**MATERIAL FOR THIS TASK**:
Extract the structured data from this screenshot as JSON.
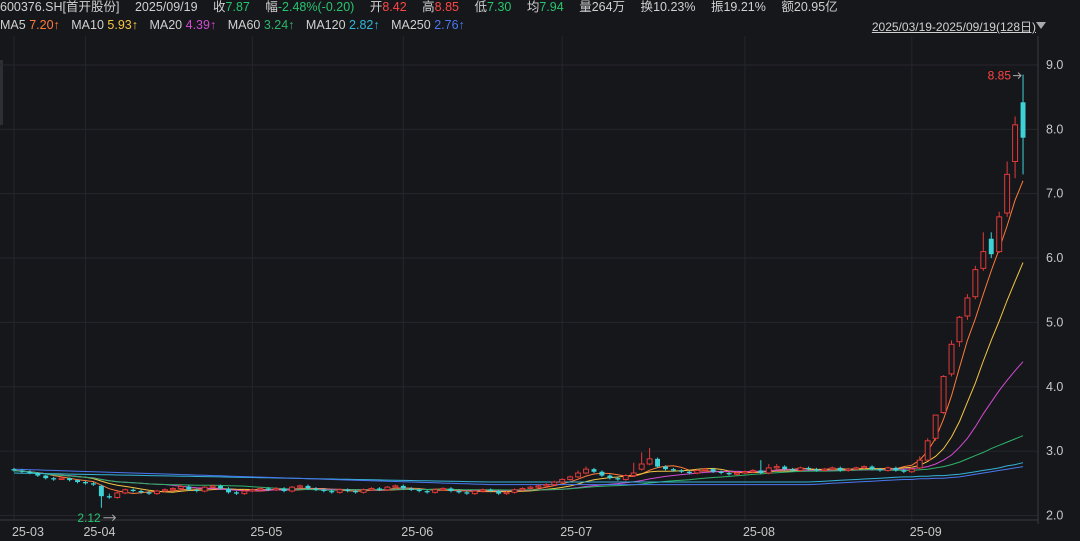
{
  "header": {
    "symbol": "600376.SH[首开股份]",
    "date": "2025/09/19",
    "close_label": "收",
    "close": "7.87",
    "change_label": "幅",
    "change": "-2.48%(-0.20)",
    "open_label": "开",
    "open": "8.42",
    "high_label": "高",
    "high": "8.85",
    "low_label": "低",
    "low": "7.30",
    "avg_label": "均",
    "avg": "7.94",
    "volume_label": "量",
    "volume": "264万",
    "turnover_label": "换",
    "turnover": "10.23%",
    "amplitude_label": "振",
    "amplitude": "19.21%",
    "amount_label": "额",
    "amount": "20.95亿"
  },
  "ma_legend": [
    {
      "name": "MA5",
      "value": "7.20↑",
      "color": "#ff7b3a"
    },
    {
      "name": "MA10",
      "value": "5.93↑",
      "color": "#f5c542"
    },
    {
      "name": "MA20",
      "value": "4.39↑",
      "color": "#d24bd2"
    },
    {
      "name": "MA60",
      "value": "3.24↑",
      "color": "#2fb36a"
    },
    {
      "name": "MA120",
      "value": "2.82↑",
      "color": "#32b5d8"
    },
    {
      "name": "MA250",
      "value": "2.76↑",
      "color": "#4a78f0"
    }
  ],
  "range_label": "2025/03/19-2025/09/19(128日)",
  "chart_data": {
    "type": "candlestick",
    "y_ticks": [
      "9.0",
      "8.0",
      "7.0",
      "6.0",
      "5.0",
      "4.0",
      "3.0",
      "2.0"
    ],
    "ylim": [
      1.93,
      9.45
    ],
    "x_ticks": [
      {
        "label": "25-03",
        "index": 0
      },
      {
        "label": "25-04",
        "index": 9
      },
      {
        "label": "25-05",
        "index": 30
      },
      {
        "label": "25-06",
        "index": 49
      },
      {
        "label": "25-07",
        "index": 69
      },
      {
        "label": "25-08",
        "index": 92
      },
      {
        "label": "25-09",
        "index": 113
      }
    ],
    "annotations": [
      {
        "text": "8.85",
        "index": 127,
        "value": 8.85,
        "color": "#ff4545"
      },
      {
        "text": "2.12",
        "index": 11,
        "value": 2.12,
        "color": "#27c46e"
      }
    ],
    "up_color": "#e03a3a",
    "down_color": "#3ed2d6",
    "close": [
      2.7,
      2.68,
      2.66,
      2.62,
      2.58,
      2.56,
      2.58,
      2.55,
      2.52,
      2.5,
      2.48,
      2.3,
      2.28,
      2.35,
      2.4,
      2.38,
      2.36,
      2.34,
      2.38,
      2.4,
      2.42,
      2.45,
      2.4,
      2.38,
      2.44,
      2.46,
      2.42,
      2.36,
      2.34,
      2.38,
      2.4,
      2.42,
      2.4,
      2.42,
      2.38,
      2.44,
      2.46,
      2.42,
      2.4,
      2.38,
      2.36,
      2.4,
      2.38,
      2.36,
      2.4,
      2.42,
      2.4,
      2.44,
      2.46,
      2.42,
      2.4,
      2.38,
      2.36,
      2.4,
      2.42,
      2.38,
      2.36,
      2.34,
      2.38,
      2.4,
      2.38,
      2.34,
      2.36,
      2.4,
      2.42,
      2.44,
      2.46,
      2.48,
      2.52,
      2.56,
      2.6,
      2.66,
      2.72,
      2.68,
      2.62,
      2.58,
      2.56,
      2.62,
      2.66,
      2.8,
      2.88,
      2.76,
      2.72,
      2.7,
      2.68,
      2.66,
      2.7,
      2.72,
      2.68,
      2.66,
      2.64,
      2.66,
      2.68,
      2.7,
      2.66,
      2.74,
      2.76,
      2.72,
      2.7,
      2.74,
      2.72,
      2.7,
      2.72,
      2.74,
      2.7,
      2.72,
      2.74,
      2.76,
      2.72,
      2.7,
      2.74,
      2.7,
      2.68,
      2.72,
      2.86,
      3.16,
      3.56,
      4.16,
      4.66,
      5.08,
      5.38,
      5.82,
      6.1,
      6.06,
      6.64,
      7.3,
      8.07,
      7.87
    ],
    "open": [
      2.72,
      2.7,
      2.68,
      2.66,
      2.62,
      2.58,
      2.56,
      2.58,
      2.55,
      2.52,
      2.5,
      2.46,
      2.3,
      2.28,
      2.35,
      2.4,
      2.38,
      2.36,
      2.34,
      2.38,
      2.4,
      2.42,
      2.45,
      2.4,
      2.38,
      2.44,
      2.46,
      2.42,
      2.36,
      2.34,
      2.38,
      2.4,
      2.42,
      2.4,
      2.42,
      2.38,
      2.44,
      2.46,
      2.42,
      2.4,
      2.38,
      2.36,
      2.4,
      2.38,
      2.36,
      2.4,
      2.42,
      2.4,
      2.44,
      2.46,
      2.42,
      2.4,
      2.38,
      2.36,
      2.4,
      2.42,
      2.38,
      2.36,
      2.34,
      2.38,
      2.4,
      2.38,
      2.34,
      2.36,
      2.4,
      2.42,
      2.44,
      2.46,
      2.48,
      2.52,
      2.56,
      2.6,
      2.66,
      2.72,
      2.68,
      2.62,
      2.58,
      2.56,
      2.62,
      2.72,
      2.8,
      2.88,
      2.76,
      2.72,
      2.7,
      2.68,
      2.66,
      2.7,
      2.72,
      2.68,
      2.66,
      2.64,
      2.66,
      2.68,
      2.7,
      2.66,
      2.74,
      2.76,
      2.72,
      2.7,
      2.74,
      2.72,
      2.7,
      2.72,
      2.74,
      2.7,
      2.72,
      2.74,
      2.76,
      2.72,
      2.7,
      2.74,
      2.7,
      2.68,
      2.74,
      2.86,
      3.2,
      3.6,
      4.2,
      4.7,
      5.1,
      5.4,
      5.84,
      6.3,
      6.1,
      6.7,
      7.5,
      8.42
    ],
    "high": [
      2.74,
      2.72,
      2.7,
      2.67,
      2.63,
      2.6,
      2.6,
      2.59,
      2.56,
      2.54,
      2.52,
      2.48,
      2.34,
      2.38,
      2.42,
      2.42,
      2.4,
      2.38,
      2.4,
      2.42,
      2.44,
      2.48,
      2.47,
      2.42,
      2.46,
      2.48,
      2.48,
      2.44,
      2.38,
      2.4,
      2.42,
      2.44,
      2.44,
      2.44,
      2.44,
      2.46,
      2.48,
      2.48,
      2.44,
      2.42,
      2.4,
      2.42,
      2.42,
      2.4,
      2.42,
      2.44,
      2.44,
      2.46,
      2.48,
      2.48,
      2.44,
      2.42,
      2.4,
      2.42,
      2.44,
      2.44,
      2.4,
      2.38,
      2.4,
      2.42,
      2.42,
      2.4,
      2.38,
      2.42,
      2.44,
      2.46,
      2.48,
      2.5,
      2.54,
      2.58,
      2.62,
      2.7,
      2.76,
      2.74,
      2.7,
      2.64,
      2.6,
      2.64,
      2.82,
      2.98,
      3.05,
      2.9,
      2.78,
      2.74,
      2.72,
      2.7,
      2.72,
      2.74,
      2.74,
      2.7,
      2.68,
      2.68,
      2.7,
      2.72,
      2.86,
      2.8,
      2.8,
      2.78,
      2.74,
      2.76,
      2.76,
      2.74,
      2.74,
      2.76,
      2.76,
      2.74,
      2.76,
      2.78,
      2.78,
      2.74,
      2.76,
      2.76,
      2.72,
      2.76,
      2.92,
      3.2,
      3.52,
      4.18,
      4.72,
      5.1,
      5.44,
      5.88,
      6.4,
      6.4,
      6.72,
      7.5,
      8.2,
      8.85
    ],
    "low": [
      2.68,
      2.66,
      2.64,
      2.6,
      2.56,
      2.54,
      2.55,
      2.53,
      2.5,
      2.48,
      2.46,
      2.12,
      2.26,
      2.26,
      2.33,
      2.36,
      2.34,
      2.32,
      2.32,
      2.36,
      2.38,
      2.4,
      2.38,
      2.36,
      2.36,
      2.42,
      2.4,
      2.34,
      2.32,
      2.32,
      2.36,
      2.38,
      2.38,
      2.38,
      2.36,
      2.36,
      2.42,
      2.4,
      2.38,
      2.36,
      2.34,
      2.34,
      2.36,
      2.34,
      2.34,
      2.38,
      2.38,
      2.38,
      2.42,
      2.4,
      2.38,
      2.36,
      2.34,
      2.34,
      2.38,
      2.36,
      2.34,
      2.32,
      2.32,
      2.36,
      2.36,
      2.32,
      2.32,
      2.34,
      2.38,
      2.4,
      2.42,
      2.44,
      2.46,
      2.5,
      2.54,
      2.58,
      2.64,
      2.66,
      2.6,
      2.56,
      2.54,
      2.54,
      2.6,
      2.7,
      2.78,
      2.74,
      2.7,
      2.68,
      2.66,
      2.64,
      2.64,
      2.68,
      2.66,
      2.64,
      2.62,
      2.62,
      2.64,
      2.66,
      2.64,
      2.64,
      2.72,
      2.7,
      2.68,
      2.68,
      2.7,
      2.68,
      2.68,
      2.7,
      2.68,
      2.68,
      2.7,
      2.72,
      2.7,
      2.68,
      2.68,
      2.68,
      2.66,
      2.66,
      2.72,
      2.86,
      3.16,
      3.58,
      4.16,
      4.62,
      5.04,
      5.36,
      5.8,
      6.0,
      6.08,
      6.64,
      7.24,
      7.3
    ]
  },
  "ma_series": {
    "ma5_last": [
      2.76,
      2.78,
      2.86,
      3.0,
      3.2,
      3.5,
      3.86,
      4.3,
      4.72,
      5.06,
      5.44,
      5.8,
      6.14,
      6.5,
      6.9,
      7.2
    ],
    "ma10_last": [
      2.74,
      2.75,
      2.78,
      2.84,
      2.92,
      3.04,
      3.22,
      3.46,
      3.76,
      4.06,
      4.4,
      4.72,
      5.02,
      5.34,
      5.64,
      5.93
    ],
    "ma20_last": [
      2.72,
      2.73,
      2.74,
      2.76,
      2.8,
      2.86,
      2.94,
      3.06,
      3.2,
      3.38,
      3.58,
      3.76,
      3.94,
      4.1,
      4.25,
      4.39
    ],
    "ma60_last": [
      2.7,
      2.7,
      2.71,
      2.72,
      2.74,
      2.76,
      2.79,
      2.83,
      2.88,
      2.93,
      2.98,
      3.04,
      3.09,
      3.14,
      3.19,
      3.24
    ],
    "ma120_last": [
      2.6,
      2.6,
      2.61,
      2.61,
      2.62,
      2.62,
      2.63,
      2.64,
      2.66,
      2.68,
      2.7,
      2.72,
      2.74,
      2.77,
      2.79,
      2.82
    ],
    "ma250_last": [
      2.56,
      2.56,
      2.57,
      2.57,
      2.58,
      2.58,
      2.59,
      2.6,
      2.62,
      2.64,
      2.66,
      2.68,
      2.7,
      2.72,
      2.74,
      2.76
    ]
  }
}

**GOAL OF THE EXERCISE**: Reply with nothing except the number of lines in the listing above that include "value".

**ANSWER TO THE EXERCISE**: 8